Part of a data file
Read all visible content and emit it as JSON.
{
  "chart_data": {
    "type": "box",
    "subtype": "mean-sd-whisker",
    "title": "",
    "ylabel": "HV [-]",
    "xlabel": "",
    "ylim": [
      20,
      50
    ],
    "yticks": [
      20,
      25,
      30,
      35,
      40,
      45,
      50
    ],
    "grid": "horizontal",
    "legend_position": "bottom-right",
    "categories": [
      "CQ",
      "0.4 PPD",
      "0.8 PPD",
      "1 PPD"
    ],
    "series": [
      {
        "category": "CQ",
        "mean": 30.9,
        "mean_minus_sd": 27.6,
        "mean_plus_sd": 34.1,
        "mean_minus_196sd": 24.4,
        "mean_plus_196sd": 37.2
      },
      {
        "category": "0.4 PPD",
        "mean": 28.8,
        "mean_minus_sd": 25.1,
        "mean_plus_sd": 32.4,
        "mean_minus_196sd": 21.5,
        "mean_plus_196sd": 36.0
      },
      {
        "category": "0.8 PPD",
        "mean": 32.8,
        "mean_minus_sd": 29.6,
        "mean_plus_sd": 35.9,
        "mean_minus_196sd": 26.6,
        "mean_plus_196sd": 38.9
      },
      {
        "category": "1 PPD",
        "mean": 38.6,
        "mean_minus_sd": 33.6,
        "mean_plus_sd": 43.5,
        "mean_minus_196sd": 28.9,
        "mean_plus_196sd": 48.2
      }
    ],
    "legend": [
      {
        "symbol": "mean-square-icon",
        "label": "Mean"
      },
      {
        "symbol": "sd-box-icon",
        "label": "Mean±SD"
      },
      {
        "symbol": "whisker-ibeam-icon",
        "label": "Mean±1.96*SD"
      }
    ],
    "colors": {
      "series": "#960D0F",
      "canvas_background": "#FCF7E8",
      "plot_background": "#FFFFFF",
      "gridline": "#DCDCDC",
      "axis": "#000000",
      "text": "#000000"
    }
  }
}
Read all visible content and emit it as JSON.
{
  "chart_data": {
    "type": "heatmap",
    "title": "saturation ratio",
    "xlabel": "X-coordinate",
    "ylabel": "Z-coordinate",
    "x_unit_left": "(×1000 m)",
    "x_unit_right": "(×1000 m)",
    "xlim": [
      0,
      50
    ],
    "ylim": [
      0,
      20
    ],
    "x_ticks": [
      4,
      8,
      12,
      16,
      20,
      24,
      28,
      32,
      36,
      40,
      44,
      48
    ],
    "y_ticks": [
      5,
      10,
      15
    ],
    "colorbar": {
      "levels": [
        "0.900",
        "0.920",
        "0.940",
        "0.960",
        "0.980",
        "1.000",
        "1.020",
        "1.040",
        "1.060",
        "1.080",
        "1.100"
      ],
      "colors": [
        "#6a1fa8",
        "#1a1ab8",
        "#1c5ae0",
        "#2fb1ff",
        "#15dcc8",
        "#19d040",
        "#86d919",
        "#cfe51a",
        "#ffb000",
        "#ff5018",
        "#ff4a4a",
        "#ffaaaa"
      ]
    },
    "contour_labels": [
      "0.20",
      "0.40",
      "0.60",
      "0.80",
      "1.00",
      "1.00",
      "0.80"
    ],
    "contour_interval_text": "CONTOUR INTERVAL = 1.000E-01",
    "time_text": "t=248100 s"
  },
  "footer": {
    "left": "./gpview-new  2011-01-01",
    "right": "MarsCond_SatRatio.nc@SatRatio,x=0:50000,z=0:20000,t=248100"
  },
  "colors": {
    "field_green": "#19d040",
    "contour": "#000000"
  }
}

*Given instruction*: Which lines contain the word "icon"? Return each of them.

*Exercise output*:
        "symbol": "mean-square-icon",
        "symbol": "sd-box-icon",
        "symbol": "whisker-ibeam-icon",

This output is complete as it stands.